Goal →
Which lines hold the word "this"? Show each of them.

Data listing →

╔══

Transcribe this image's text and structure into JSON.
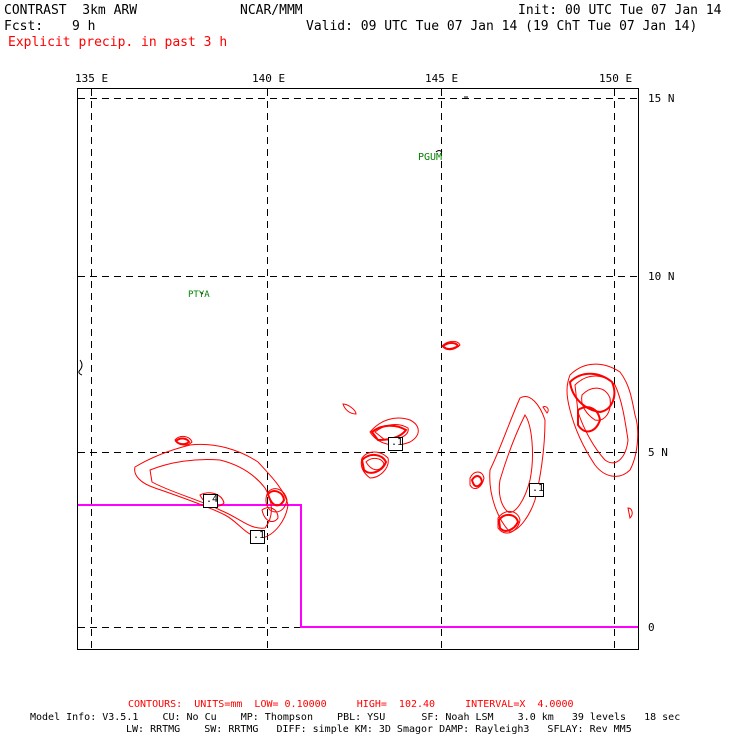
{
  "header": {
    "model": "CONTRAST  3km ARW",
    "org": "NCAR/MMM",
    "init": "Init: 00 UTC Tue 07 Jan 14",
    "fcst_label": "Fcst:",
    "fcst_value": "9 h",
    "valid": "Valid: 09 UTC Tue 07 Jan 14 (19 ChT Tue 07 Jan 14)",
    "field": "Explicit precip. in past 3 h"
  },
  "axes": {
    "lon_labels": [
      "135 E",
      "140 E",
      "145 E",
      "150 E"
    ],
    "lat_labels": [
      "15 N",
      "10 N",
      "5 N",
      "0"
    ]
  },
  "stations": [
    "PGUM",
    "PTYA"
  ],
  "contour_labels": [
    ".1",
    ".4",
    ".1",
    ".1"
  ],
  "colors": {
    "contour": "#ff0000",
    "outline": "#ff00ff",
    "station": "#008000",
    "grid": "#000000"
  },
  "footer": {
    "contours": "CONTOURS:  UNITS=mm  LOW= 0.10000     HIGH=  102.40     INTERVAL=X  4.0000",
    "model_info_1": "Model Info: V3.5.1    CU: No Cu    MP: Thompson    PBL: YSU      SF: Noah LSM    3.0 km   39 levels   18 sec",
    "model_info_2": "LW: RRTMG    SW: RRTMG   DIFF: simple KM: 3D Smagor DAMP: Rayleigh3   SFLAY: Rev MM5"
  }
}
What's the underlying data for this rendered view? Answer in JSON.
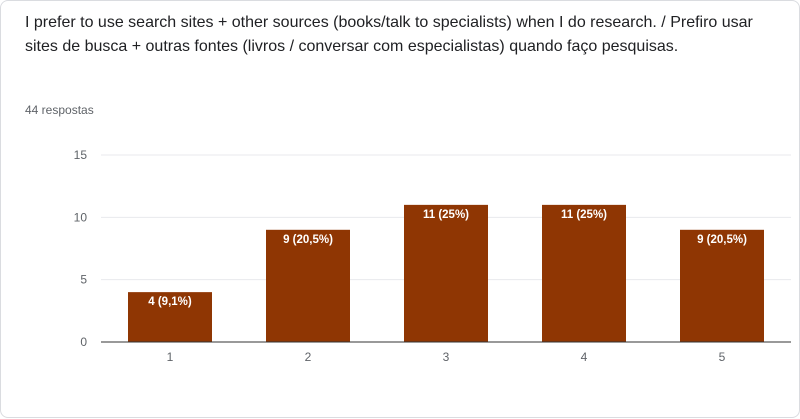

╚══

Exercise solution →
Transcribe this image's text and structure into JSON.
What's the underlying data for this rendered view? Answer in JSON.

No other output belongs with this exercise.